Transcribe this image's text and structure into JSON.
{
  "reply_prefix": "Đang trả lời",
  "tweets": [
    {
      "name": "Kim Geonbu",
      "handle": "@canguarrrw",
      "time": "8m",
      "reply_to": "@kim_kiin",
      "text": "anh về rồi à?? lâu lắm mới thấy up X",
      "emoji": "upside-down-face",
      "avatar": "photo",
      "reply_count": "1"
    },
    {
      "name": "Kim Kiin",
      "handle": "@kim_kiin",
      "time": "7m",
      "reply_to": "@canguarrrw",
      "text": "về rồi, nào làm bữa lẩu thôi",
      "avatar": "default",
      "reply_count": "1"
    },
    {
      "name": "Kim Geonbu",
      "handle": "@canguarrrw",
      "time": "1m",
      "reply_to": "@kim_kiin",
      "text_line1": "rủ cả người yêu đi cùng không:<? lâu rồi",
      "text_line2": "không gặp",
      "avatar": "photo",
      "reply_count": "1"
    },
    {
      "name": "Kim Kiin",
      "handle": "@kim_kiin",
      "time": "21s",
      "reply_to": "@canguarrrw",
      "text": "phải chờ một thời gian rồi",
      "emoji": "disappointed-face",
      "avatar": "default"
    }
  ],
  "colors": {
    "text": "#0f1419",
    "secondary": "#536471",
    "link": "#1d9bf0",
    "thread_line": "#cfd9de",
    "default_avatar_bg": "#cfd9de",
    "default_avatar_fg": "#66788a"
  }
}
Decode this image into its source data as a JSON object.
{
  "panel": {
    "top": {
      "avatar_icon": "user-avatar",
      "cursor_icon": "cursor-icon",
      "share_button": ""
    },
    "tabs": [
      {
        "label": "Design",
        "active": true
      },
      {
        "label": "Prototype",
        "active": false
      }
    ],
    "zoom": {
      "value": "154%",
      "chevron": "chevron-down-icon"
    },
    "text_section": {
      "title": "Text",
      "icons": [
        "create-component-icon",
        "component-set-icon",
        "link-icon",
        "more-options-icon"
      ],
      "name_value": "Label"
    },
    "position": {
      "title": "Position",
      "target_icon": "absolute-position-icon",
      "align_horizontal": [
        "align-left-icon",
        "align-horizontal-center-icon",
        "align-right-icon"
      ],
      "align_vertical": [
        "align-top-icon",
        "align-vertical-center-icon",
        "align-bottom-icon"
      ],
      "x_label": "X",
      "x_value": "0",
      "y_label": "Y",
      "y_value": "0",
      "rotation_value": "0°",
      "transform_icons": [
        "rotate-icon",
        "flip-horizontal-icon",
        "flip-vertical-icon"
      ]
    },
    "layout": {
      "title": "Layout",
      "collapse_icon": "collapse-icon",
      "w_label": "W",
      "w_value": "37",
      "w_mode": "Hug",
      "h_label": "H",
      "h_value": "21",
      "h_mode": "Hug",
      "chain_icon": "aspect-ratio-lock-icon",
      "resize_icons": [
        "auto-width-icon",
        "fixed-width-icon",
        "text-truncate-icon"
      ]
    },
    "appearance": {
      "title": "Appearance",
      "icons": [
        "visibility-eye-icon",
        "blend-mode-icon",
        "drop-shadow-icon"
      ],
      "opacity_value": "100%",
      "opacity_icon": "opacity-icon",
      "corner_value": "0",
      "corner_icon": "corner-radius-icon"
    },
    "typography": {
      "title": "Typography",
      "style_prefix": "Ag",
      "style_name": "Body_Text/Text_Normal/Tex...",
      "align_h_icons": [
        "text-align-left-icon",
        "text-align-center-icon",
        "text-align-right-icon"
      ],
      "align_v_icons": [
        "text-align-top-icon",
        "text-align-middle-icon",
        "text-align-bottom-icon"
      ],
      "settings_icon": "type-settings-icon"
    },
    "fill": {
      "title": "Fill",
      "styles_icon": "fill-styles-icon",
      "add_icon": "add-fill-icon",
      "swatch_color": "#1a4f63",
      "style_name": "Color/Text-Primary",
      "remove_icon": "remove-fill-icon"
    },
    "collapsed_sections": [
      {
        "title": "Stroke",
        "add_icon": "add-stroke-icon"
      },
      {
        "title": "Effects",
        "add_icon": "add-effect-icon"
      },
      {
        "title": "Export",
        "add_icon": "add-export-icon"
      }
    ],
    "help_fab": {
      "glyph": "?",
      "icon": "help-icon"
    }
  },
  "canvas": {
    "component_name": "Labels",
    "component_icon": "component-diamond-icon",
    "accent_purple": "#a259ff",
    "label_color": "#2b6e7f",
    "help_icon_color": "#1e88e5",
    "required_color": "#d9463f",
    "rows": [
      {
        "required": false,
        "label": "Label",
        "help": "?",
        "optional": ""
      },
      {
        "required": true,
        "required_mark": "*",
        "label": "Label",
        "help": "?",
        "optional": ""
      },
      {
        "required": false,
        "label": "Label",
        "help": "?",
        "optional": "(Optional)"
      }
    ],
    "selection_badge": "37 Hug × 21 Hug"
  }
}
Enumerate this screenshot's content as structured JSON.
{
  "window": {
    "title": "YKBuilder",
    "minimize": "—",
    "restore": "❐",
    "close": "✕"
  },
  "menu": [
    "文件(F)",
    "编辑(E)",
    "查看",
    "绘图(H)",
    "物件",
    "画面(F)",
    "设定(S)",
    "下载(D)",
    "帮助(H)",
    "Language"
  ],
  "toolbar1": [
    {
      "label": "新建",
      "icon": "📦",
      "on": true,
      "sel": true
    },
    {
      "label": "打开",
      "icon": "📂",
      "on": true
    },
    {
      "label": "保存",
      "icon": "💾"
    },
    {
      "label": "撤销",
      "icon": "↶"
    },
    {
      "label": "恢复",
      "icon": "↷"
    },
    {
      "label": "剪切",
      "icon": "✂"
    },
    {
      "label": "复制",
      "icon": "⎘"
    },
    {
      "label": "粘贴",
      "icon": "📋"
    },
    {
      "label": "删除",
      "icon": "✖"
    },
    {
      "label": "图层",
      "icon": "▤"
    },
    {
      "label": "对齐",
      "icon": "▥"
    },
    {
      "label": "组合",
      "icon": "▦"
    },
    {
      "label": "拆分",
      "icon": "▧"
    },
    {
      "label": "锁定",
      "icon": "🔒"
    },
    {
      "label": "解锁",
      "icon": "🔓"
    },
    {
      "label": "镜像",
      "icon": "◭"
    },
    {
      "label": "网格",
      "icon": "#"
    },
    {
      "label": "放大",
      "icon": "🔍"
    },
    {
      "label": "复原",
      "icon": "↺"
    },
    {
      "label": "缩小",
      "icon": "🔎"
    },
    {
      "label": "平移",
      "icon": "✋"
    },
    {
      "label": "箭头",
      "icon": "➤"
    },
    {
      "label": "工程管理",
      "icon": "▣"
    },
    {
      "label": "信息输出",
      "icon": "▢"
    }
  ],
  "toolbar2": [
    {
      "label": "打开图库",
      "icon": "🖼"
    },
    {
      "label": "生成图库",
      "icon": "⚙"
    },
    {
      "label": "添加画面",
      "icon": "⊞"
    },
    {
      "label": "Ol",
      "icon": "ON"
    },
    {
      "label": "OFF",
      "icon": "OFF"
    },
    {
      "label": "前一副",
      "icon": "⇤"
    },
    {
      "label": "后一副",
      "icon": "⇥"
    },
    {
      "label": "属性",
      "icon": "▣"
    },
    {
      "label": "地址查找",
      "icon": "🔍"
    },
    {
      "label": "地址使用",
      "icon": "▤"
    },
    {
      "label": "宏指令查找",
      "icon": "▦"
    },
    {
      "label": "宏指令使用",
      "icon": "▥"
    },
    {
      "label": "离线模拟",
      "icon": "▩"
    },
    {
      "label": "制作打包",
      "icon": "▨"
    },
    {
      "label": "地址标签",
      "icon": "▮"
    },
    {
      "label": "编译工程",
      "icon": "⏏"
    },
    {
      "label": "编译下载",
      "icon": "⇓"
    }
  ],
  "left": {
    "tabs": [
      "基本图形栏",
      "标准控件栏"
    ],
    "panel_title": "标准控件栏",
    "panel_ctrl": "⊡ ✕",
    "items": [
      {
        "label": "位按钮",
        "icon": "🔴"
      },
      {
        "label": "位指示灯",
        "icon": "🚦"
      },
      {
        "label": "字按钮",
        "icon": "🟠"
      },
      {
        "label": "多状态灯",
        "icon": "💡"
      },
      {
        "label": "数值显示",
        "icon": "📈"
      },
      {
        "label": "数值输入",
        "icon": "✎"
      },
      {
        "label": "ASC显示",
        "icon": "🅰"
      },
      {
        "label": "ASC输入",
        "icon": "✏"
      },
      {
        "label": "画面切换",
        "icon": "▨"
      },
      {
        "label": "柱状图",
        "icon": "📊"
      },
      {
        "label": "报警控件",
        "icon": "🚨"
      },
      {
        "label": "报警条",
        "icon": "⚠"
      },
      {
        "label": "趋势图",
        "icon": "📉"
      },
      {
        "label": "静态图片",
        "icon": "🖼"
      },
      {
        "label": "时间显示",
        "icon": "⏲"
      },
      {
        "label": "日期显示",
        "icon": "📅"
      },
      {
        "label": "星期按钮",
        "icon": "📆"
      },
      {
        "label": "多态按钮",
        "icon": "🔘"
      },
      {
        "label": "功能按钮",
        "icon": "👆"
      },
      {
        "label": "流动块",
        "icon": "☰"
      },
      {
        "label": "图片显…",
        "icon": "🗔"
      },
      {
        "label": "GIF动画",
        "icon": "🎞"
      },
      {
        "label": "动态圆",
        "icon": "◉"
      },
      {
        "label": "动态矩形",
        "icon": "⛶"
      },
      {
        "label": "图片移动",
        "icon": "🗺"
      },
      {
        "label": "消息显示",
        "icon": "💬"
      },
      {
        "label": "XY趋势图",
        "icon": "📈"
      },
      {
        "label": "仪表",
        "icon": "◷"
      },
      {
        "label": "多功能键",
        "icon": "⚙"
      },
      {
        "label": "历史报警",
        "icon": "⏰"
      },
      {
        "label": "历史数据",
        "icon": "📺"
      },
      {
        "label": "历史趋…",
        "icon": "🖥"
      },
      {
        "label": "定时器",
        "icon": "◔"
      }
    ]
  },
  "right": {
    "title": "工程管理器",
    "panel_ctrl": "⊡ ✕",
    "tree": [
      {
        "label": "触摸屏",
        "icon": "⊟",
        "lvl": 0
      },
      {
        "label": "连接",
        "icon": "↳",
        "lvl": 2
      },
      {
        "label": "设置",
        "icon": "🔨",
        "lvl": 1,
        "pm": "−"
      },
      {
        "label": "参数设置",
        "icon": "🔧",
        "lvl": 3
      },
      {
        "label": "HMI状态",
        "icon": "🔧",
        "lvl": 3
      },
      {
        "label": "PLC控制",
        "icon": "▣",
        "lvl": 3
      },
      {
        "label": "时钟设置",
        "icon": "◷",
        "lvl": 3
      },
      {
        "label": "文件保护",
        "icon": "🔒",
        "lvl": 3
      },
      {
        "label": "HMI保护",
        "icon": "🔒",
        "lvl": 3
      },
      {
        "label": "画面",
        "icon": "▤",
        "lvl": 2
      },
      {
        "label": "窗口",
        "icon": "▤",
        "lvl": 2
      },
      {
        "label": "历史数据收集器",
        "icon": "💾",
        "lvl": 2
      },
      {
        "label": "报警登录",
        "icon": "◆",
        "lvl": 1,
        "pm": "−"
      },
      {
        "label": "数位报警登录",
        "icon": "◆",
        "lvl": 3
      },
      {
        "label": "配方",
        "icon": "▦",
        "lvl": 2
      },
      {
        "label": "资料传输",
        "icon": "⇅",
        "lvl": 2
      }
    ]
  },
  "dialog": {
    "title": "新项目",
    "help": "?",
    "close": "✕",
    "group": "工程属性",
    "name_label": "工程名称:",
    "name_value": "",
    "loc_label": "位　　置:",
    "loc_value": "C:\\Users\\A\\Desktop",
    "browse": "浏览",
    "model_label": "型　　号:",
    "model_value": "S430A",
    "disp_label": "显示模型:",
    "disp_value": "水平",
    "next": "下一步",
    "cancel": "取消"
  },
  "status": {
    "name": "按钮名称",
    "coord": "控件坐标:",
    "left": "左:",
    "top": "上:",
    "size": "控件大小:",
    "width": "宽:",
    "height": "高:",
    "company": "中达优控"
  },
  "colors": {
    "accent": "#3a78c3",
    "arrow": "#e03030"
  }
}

——————

● WRITTEN TASK: Say the number of lines in the listing that hold "không", with no added words.

● COMPLETE OUTPUT: 2